■ **Stated task**
Within the records that follow, find every line containing the string "ماکنت". Copy those lines.

■ **Record extracts**
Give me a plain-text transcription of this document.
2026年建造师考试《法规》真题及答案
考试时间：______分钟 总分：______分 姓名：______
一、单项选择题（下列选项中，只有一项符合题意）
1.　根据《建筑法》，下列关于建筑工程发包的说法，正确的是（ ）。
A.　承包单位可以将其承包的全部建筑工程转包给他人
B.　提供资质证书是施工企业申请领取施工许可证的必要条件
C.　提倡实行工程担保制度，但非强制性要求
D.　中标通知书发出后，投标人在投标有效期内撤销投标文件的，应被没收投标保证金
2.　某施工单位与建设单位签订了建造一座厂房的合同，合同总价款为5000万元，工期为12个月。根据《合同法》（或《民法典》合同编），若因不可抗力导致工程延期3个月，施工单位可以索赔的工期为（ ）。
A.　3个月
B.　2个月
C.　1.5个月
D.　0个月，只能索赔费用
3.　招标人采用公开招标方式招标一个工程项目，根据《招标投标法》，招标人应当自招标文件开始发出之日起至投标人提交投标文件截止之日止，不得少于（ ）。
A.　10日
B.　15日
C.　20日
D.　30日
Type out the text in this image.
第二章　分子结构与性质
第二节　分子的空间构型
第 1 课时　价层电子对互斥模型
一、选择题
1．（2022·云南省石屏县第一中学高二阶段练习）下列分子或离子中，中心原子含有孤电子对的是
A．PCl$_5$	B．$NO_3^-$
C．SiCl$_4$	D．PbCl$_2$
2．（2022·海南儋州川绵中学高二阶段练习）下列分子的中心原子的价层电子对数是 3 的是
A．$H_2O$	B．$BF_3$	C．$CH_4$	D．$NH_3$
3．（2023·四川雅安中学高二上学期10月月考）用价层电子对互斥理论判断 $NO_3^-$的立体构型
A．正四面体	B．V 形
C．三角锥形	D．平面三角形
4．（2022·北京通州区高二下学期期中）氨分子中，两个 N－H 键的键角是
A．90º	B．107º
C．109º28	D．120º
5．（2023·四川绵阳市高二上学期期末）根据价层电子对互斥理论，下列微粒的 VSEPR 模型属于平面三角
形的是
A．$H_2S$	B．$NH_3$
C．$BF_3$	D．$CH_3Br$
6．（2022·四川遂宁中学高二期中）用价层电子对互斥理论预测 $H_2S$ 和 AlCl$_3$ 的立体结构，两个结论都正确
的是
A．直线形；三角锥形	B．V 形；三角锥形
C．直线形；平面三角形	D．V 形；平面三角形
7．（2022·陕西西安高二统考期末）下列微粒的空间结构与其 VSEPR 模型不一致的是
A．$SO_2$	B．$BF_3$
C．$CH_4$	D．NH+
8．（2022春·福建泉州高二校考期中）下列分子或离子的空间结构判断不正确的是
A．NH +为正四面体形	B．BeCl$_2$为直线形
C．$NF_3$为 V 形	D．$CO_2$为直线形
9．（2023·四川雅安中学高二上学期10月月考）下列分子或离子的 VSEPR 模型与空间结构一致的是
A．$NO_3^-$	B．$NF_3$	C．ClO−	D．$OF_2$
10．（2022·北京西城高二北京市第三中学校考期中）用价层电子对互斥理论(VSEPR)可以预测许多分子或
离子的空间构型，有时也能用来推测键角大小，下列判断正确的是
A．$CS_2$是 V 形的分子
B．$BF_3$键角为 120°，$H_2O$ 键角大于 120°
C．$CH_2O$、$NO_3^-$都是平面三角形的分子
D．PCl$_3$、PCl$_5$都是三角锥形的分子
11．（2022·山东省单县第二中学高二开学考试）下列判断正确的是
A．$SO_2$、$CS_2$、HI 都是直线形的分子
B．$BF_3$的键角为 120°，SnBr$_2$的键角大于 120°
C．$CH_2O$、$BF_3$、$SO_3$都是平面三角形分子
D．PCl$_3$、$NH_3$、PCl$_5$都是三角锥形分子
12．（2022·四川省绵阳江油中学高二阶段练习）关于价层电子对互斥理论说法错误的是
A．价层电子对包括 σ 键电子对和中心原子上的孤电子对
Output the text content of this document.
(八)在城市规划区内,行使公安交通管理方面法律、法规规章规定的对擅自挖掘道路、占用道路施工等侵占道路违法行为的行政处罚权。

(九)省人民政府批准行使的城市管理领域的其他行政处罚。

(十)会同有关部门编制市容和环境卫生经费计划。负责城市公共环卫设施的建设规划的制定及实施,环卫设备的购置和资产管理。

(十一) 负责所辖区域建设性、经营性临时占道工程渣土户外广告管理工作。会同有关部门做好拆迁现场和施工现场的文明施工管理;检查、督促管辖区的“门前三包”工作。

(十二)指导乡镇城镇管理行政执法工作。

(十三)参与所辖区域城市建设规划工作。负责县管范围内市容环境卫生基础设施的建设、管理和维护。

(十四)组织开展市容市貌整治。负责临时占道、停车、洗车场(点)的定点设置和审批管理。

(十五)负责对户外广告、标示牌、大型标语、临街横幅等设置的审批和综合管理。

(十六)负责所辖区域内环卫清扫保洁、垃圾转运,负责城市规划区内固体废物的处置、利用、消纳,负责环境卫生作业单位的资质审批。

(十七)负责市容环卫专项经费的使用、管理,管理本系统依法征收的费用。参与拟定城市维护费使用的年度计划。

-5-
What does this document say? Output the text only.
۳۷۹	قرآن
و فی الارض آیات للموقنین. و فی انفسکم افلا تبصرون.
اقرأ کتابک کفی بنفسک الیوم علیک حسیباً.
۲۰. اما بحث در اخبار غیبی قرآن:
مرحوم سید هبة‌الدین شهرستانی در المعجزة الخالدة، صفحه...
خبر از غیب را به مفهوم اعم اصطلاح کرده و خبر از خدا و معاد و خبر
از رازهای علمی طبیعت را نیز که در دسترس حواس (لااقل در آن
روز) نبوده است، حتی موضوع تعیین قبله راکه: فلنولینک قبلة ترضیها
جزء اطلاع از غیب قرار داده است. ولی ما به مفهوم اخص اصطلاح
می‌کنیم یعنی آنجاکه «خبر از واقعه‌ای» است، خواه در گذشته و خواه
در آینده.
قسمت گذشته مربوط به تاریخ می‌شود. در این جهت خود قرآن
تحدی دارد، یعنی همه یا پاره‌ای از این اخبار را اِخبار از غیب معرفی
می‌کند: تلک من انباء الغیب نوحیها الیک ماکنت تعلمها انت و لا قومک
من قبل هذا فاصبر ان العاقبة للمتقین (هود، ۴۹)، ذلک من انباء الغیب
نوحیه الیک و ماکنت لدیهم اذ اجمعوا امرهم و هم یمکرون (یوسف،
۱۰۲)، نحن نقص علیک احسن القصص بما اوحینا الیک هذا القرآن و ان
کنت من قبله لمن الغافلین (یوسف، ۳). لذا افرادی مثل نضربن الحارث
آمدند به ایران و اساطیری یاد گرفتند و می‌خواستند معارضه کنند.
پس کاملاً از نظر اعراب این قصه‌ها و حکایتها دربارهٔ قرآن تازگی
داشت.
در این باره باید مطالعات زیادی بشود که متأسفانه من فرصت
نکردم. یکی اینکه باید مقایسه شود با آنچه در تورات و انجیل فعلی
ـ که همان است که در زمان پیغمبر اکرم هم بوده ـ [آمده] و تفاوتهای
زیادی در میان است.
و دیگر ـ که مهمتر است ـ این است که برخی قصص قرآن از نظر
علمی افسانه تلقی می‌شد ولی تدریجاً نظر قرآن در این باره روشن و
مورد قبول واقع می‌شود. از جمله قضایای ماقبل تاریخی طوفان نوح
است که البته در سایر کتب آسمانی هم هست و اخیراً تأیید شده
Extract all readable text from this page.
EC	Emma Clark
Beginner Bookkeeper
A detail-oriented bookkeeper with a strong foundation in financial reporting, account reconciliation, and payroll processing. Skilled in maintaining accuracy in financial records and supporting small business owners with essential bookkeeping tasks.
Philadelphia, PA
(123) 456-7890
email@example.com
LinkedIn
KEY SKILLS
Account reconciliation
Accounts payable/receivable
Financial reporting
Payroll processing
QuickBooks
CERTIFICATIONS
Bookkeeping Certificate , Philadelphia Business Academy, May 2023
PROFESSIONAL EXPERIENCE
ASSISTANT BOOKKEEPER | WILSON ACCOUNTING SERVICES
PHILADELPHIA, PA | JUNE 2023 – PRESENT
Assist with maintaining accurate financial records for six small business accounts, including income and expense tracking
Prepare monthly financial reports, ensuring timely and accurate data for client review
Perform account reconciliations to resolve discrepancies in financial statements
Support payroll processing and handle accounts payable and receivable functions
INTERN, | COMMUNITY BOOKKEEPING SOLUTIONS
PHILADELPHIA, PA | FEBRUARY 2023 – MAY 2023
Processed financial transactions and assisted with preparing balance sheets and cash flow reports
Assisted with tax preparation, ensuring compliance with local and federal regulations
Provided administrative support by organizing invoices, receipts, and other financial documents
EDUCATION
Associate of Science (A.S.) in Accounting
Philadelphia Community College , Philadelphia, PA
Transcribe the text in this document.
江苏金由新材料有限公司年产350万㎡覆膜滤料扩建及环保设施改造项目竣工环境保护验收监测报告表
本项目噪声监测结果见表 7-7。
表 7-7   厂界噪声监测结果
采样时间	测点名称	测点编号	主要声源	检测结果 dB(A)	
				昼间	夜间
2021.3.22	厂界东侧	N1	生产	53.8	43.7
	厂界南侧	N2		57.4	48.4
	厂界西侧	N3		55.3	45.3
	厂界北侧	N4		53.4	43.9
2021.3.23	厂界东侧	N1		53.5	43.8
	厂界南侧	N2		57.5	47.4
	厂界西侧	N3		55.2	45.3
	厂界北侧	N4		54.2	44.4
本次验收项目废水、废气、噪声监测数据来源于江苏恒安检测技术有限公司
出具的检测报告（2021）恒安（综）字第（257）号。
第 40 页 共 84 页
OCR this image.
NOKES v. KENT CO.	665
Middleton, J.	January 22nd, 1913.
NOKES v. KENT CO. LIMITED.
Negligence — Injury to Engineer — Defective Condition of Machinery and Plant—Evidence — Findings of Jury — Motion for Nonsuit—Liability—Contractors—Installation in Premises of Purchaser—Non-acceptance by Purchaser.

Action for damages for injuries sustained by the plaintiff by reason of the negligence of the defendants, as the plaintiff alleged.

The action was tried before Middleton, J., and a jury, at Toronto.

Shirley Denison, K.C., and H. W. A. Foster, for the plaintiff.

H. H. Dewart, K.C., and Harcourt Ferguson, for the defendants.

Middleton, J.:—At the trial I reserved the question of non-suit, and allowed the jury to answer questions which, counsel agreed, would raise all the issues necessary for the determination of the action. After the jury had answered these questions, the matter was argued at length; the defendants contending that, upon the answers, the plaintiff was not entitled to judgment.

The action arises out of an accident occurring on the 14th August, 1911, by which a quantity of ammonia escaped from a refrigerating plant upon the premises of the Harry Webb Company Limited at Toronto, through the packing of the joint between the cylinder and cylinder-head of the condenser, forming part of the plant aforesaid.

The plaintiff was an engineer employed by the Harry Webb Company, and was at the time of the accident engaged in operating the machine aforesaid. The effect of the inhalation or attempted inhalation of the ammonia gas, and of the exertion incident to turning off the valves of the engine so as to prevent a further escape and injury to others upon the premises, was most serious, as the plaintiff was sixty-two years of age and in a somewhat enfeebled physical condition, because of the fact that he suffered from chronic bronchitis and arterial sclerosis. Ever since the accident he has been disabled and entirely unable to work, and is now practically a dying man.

■ **Answer to this exercise**
می‌کند: تلک من انباء الغیب نوحیها الیک ماکنت تعلمها انت و لا قومک
نوحیه الیک و ماکنت لدیهم اذ اجمعوا امرهم و هم یمکرون (یوسف،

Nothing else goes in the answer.